--- INPUT ROWS ---
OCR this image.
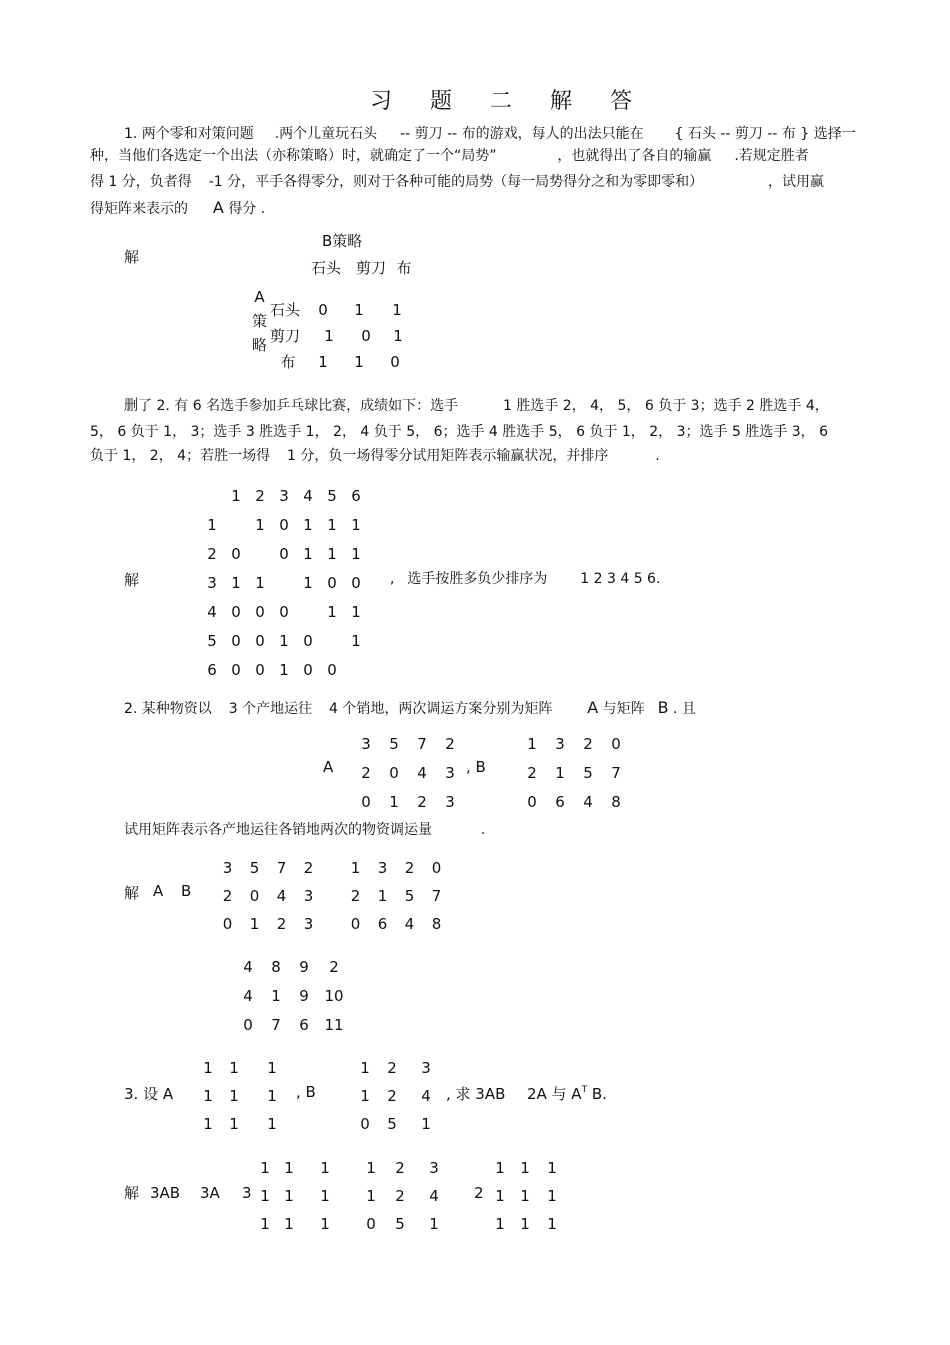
习 题 二 解 答
1. 两个零和对策问题 .两个儿童玩石头 -- 剪刀 -- 布的游戏，每人的出法只能在 { 石头 -- 剪刀 -- 布 } 选择一
种，当他们各选定一个出法（亦称策略）时，就确定了一个“局势”	，也就得出了各自的输赢 .若规定胜者
得 1 分，负者得 -1 分，平手各得零分，则对于各种可能的局势（每一局势得分之和为零即零和）	，试用赢
得矩阵来表示的 A 得分 .
解
B策略
石头 剪刀 布
A
策
略
石头	0	1	1
剪刀	1	0	1
布	1	1	0
删了 2. 有 6 名选手参加乒乓球比赛，成绩如下：选手	1 胜选手 2， 4， 5， 6 负于 3；选手 2 胜选手 4，
5， 6 负于 1， 3；选手 3 胜选手 1， 2， 4 负于 5， 6；选手 4 胜选手 5， 6 负于 1， 2， 3；选手 5 胜选手 3， 6
负于 1， 2， 4；若胜一场得 1 分，负一场得零分试用矩阵表示输赢状况，并排序	.
解
1 2 3 4 5 6
1	1 0 1 1 1
2 0	0 1 1 1
3 1 1	1 0 0
4 0 0 0	1 1
5 0 0 1 0	1
6 0 0 1 0 0
, 选手按胜多负少排序为 1 2 3 4 5 6.
2. 某种物资以 3 个产地运往 4 个销地，两次调运方案分别为矩阵 A 与矩阵 B . 且
A
3	5	7	2
2	0	4	3
0	1	2	3
, B
1	3	2	0
2	1	5	7
0	6	4	8
试用矩阵表示各产地运往各销地两次的物资调运量	.
解 A B
3	5	7	2
2	0	4	3
0	1	2	3
1	3	2	0
2	1	5	7
0	6	4	8
4	8	9	2
4	1	9	10
0	7	6	11
3. 设 A
1	1	1
1	1	1
1	1	1
, B
1	2	3
1	2	4
0	5	1
, 求 3AB 2A 与 $A^T$ B.
解 3AB 3A 3
1 1	1
1 1	1
1 1	1
1	2	3
1	2	4
0	5	1
2
1	1	1
1	1	1
1	1	1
---
### GIVEN TASK
Each line of the material must be retyped exactly, except that images are omitted.

### RESULT FOR THIS EXERCISE
OCR this image.
习 题 二 解 答
1. 两个零和对策问题 .两个儿童玩石头 -- 剪刀 -- 布的游戏，每人的出法只能在 { 石头 -- 剪刀 -- 布 } 选择一
种，当他们各选定一个出法（亦称策略）时，就确定了一个“局势”	，也就得出了各自的输赢 .若规定胜者
得 1 分，负者得 -1 分，平手各得零分，则对于各种可能的局势（每一局势得分之和为零即零和）	，试用赢
得矩阵来表示的 A 得分 .
解
B策略
石头 剪刀 布
A
策
略
石头	0	1	1
剪刀	1	0	1
布	1	1	0
删了 2. 有 6 名选手参加乒乓球比赛，成绩如下：选手	1 胜选手 2， 4， 5， 6 负于 3；选手 2 胜选手 4，
5， 6 负于 1， 3；选手 3 胜选手 1， 2， 4 负于 5， 6；选手 4 胜选手 5， 6 负于 1， 2， 3；选手 5 胜选手 3， 6
负于 1， 2， 4；若胜一场得 1 分，负一场得零分试用矩阵表示输赢状况，并排序	.
解
1 2 3 4 5 6
1	1 0 1 1 1
2 0	0 1 1 1
3 1 1	1 0 0
4 0 0 0	1 1
5 0 0 1 0	1
6 0 0 1 0 0
, 选手按胜多负少排序为 1 2 3 4 5 6.
2. 某种物资以 3 个产地运往 4 个销地，两次调运方案分别为矩阵 A 与矩阵 B . 且
A
3	5	7	2
2	0	4	3
0	1	2	3
, B
1	3	2	0
2	1	5	7
0	6	4	8
试用矩阵表示各产地运往各销地两次的物资调运量	.
解 A B
3	5	7	2
2	0	4	3
0	1	2	3
1	3	2	0
2	1	5	7
0	6	4	8
4	8	9	2
4	1	9	10
0	7	6	11
3. 设 A
1	1	1
1	1	1
1	1	1
, B
1	2	3
1	2	4
0	5	1
, 求 3AB 2A 与 $A^T$ B.
解 3AB 3A 3
1 1	1
1 1	1
1 1	1
1	2	3
1	2	4
0	5	1
2
1	1	1
1	1	1
1	1	1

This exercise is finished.